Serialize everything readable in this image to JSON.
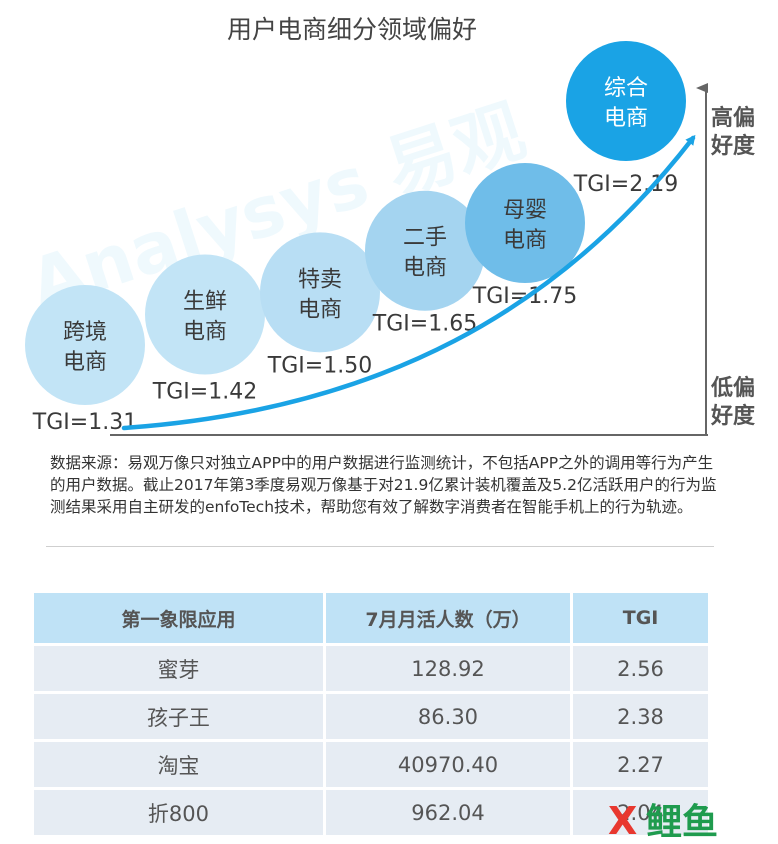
{
  "chart_data": {
    "type": "bubble",
    "title": "用户电商细分领域偏好",
    "categories": [
      "跨境\n电商",
      "生鲜\n电商",
      "特卖\n电商",
      "二手\n电商",
      "母婴\n电商",
      "综合\n电商"
    ],
    "tgi_labels": [
      "TGI=1.31",
      "TGI=1.42",
      "TGI=1.50",
      "TGI=1.65",
      "TGI=1.75",
      "TGI=2.19"
    ],
    "values": [
      1.31,
      1.42,
      1.5,
      1.65,
      1.75,
      2.19
    ],
    "axis_high": "高偏\n好度",
    "axis_low": "低偏\n好度",
    "colors": [
      "#c2e4f6",
      "#c2e4f6",
      "#b8def4",
      "#a4d4f0",
      "#6fbde9",
      "#1aa3e5"
    ],
    "curve_color": "#1aa3e5",
    "watermark": "Analysys 易观"
  },
  "note": "数据来源：易观万像只对独立APP中的用户数据进行监测统计，不包括APP之外的调用等行为产生的用户数据。截止2017年第3季度易观万像基于对21.9亿累计装机覆盖及5.2亿活跃用户的行为监测结果采用自主研发的enfoTech技术，帮助您有效了解数字消费者在智能手机上的行为轨迹。",
  "table": {
    "headers": [
      "第一象限应用",
      "7月月活人数（万）",
      "TGI"
    ],
    "rows": [
      [
        "蜜芽",
        "128.92",
        "2.56"
      ],
      [
        "孩子王",
        "86.30",
        "2.38"
      ],
      [
        "淘宝",
        "40970.40",
        "2.27"
      ],
      [
        "折800",
        "962.04",
        "2.04"
      ]
    ]
  },
  "logo": {
    "text": "X鲤鱼",
    "colors": [
      "#e8382f",
      "#1f9b4e"
    ]
  }
}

Instructions to follow =
All the records above need to be given again word for word. Skip the pictures.

Expected answer =
Serialize everything readable in this image to JSON.
{
  "chart_data": {
    "type": "bubble",
    "title": "用户电商细分领域偏好",
    "categories": [
      "跨境\n电商",
      "生鲜\n电商",
      "特卖\n电商",
      "二手\n电商",
      "母婴\n电商",
      "综合\n电商"
    ],
    "tgi_labels": [
      "TGI=1.31",
      "TGI=1.42",
      "TGI=1.50",
      "TGI=1.65",
      "TGI=1.75",
      "TGI=2.19"
    ],
    "values": [
      1.31,
      1.42,
      1.5,
      1.65,
      1.75,
      2.19
    ],
    "axis_high": "高偏\n好度",
    "axis_low": "低偏\n好度",
    "colors": [
      "#c2e4f6",
      "#c2e4f6",
      "#b8def4",
      "#a4d4f0",
      "#6fbde9",
      "#1aa3e5"
    ],
    "curve_color": "#1aa3e5",
    "watermark": "Analysys 易观"
  },
  "note": "数据来源：易观万像只对独立APP中的用户数据进行监测统计，不包括APP之外的调用等行为产生的用户数据。截止2017年第3季度易观万像基于对21.9亿累计装机覆盖及5.2亿活跃用户的行为监测结果采用自主研发的enfoTech技术，帮助您有效了解数字消费者在智能手机上的行为轨迹。",
  "table": {
    "headers": [
      "第一象限应用",
      "7月月活人数（万）",
      "TGI"
    ],
    "rows": [
      [
        "蜜芽",
        "128.92",
        "2.56"
      ],
      [
        "孩子王",
        "86.30",
        "2.38"
      ],
      [
        "淘宝",
        "40970.40",
        "2.27"
      ],
      [
        "折800",
        "962.04",
        "2.04"
      ]
    ]
  },
  "logo": {
    "text": "X鲤鱼",
    "colors": [
      "#e8382f",
      "#1f9b4e"
    ]
  }
}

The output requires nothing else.